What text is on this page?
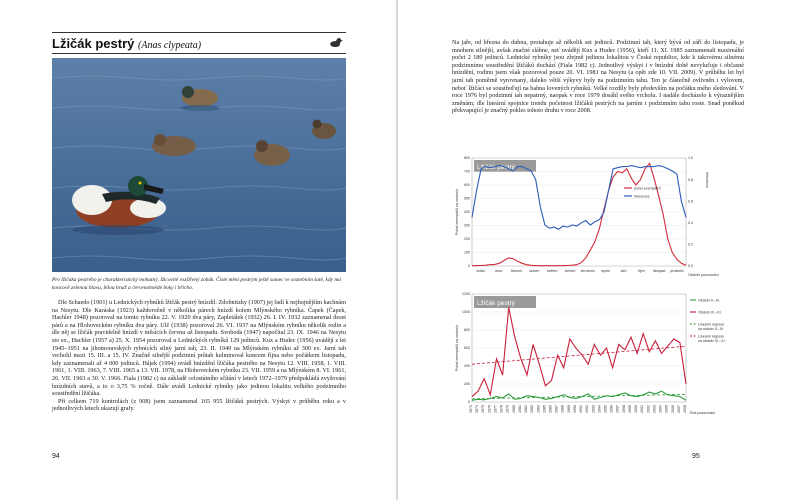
Lžičák pestrý (Anas clypeata)
Pro lžičáka pestrého je charakteristický mohutný, lžicovitě rozšířený zobák. Čisté mění pestrým ještě samec ve svatebním šatě, kdy má koncově zelenou hlavu, bílou hruď a červenohnědé boky i břicho.

Dle Schaedo (1901) u Lednických rybníků lžičák pestrý hnízdil. Zdobnitzky (1907) jej řadí k nejhojnějším kachnám na Nesytu. Dle Karáska (1923) každoročně v několika párech hnízdí kolem Mlýnského rybníka. Čapek (Čapek, Hachler 1948) pozoroval na tomto rybníku 22. V. 1920 dva páry, Zapletálek (1932) 26. I. IV. 1932 zaznamenal deset párů a na Hlohoveckém rybníku dva páry. Ulč (1938) pozoroval 26. VI. 1937 na Mlýnském rybníku několik rodin a dle něj se lžičák pravidelně hnízdí v měsících červnu až listopadu. Svoboda (1947) napočítal 23. IX. 1946 na Nesytu sto ex., Hachler (1957 a) 25. X. 1954 pozoroval u Lednických rybníků 129 jedinců. Kux a Hudec (1956) uvádějí z let 1945–1951 na jihomoravských rybnících silný jarní tah, 23. II. 1949 na Mlýnském rybníku až 300 ex. Jarní tah vrcholil mezi 15. III. a 15. IV. Značně silnější podzimní průtah kulminoval koncem října nebo počátkem listopadu, kdy zaznamenali až 4 000 jedinců. Hájek (1994) uvádí hnízdění lžičáka pestrého na Nesytu 12. VIII. 1958, 1. VIII. 1961, 1. VIII. 1963, 7. VIII. 1965 a 13. VII. 1978, na Hlohoveckém rybníku 23. VII. 1959 a na Mlýnském 8. VI. 1961, 26. VII. 1963 a 30. V. 1966. Fiala (1982 c) na základě celostátního sčítání v letech 1972–1979 předpokládá zvyšování hnízdních stavů, a to o 3,75 % ročně. Dále uvádí Lednické rybníky jako jedinou lokalitu velkého podzimního soustředění lžičáka.

Při celkem 719 kontrolách (z 908) jsem zaznamenal 165 955 lžičáků pestrých. Výskyt v průběhu roku a v jednotlivých letech ukazují grafy.

94	95
Na jaře, od března do dubna, protahuje až několik set jedinců. Podzimní tah, který bývá od září do listopadu, je mnohem silnější, avšak značné slábne, neť uvádějí Kux a Hudec (1956), kteří 11. XI. 1985 zaznamenali maximální počet 2 180 jedinců. Lednické rybníky jsou zřejmě jedinou lokalitou v České republice, kde k takovému silnému podzimnímu soustředění lžičáků dochází (Fiala 1982 c). Jednotlivý výskyt i v hnízdní době nevylučuje i občasné hnízdění, rodinu jsem však pozoroval pouze 20. VI. 1981 na Nesytu (a opět zde 10. VII. 2009). V průběhu let byl jarní tah poměrně vyrovnaný, daleko větší výkyvy byly na podzimním tahu. Ten je částečně ovlivněn i výlovem, neboť lžičáci se soustřeďují na bahna lovených rybníků. Velké rozdíly byly především na počátku mého sledování. V roce 1976 byl podzimní tah nepatrný, naopak v roce 1979 dosáhl svého vrcholu. I nadále docházelo k výraznějším změnám; dle lineární spojnice trendu početnost lžičáků pestrých na jarním i podzimním tahu roste. Snad poněkud překvapující je značný pokles tohoto druhu v roce 2008.
Lžičák pestrý
0
100
200
300
400
500
600
700
800
0,0
0,2
0,4
0,6
0,8
1,0
leden	únor březen duben květen červen červenec srpen	září	říjen listopad prosinec
Období pozorování
Počet exemplářů na kontrolu
frekvence
počet exemplářů
frekvence
Lžičák pestrý
0
200
400
600
800
1000
1200
1973 1974 1975 1976 1977 1978 1979 1980 1981 1982 1983 1984 1985 1986 1987 1988 1989 1990 1991 1992 1993 1994 1995 1996 1997 1998 1999 2000 2001 2002 2003 2004 2005 2006 2007 2008 Rok pozorování
Počet exemplářů na kontrolu
Období II.–IV.
Období IX.–XI.
Lineární regrese
za období II.–IV.
Lineární regrese
za období IX.–XI.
────────────────────────────────────────
WRITTEN PROBLEM: Copy, from the material, each line that holds the string "pozorování".

CORRECT OUTPUT:
Období pozorování
1973 1974 1975 1976 1977 1978 1979 1980 1981 1982 1983 1984 1985 1986 1987 1988 1989 1990 1991 1992 1993 1994 1995 1996 1997 1998 1999 2000 2001 2002 2003 2004 2005 2006 2007 2008 Rok pozorování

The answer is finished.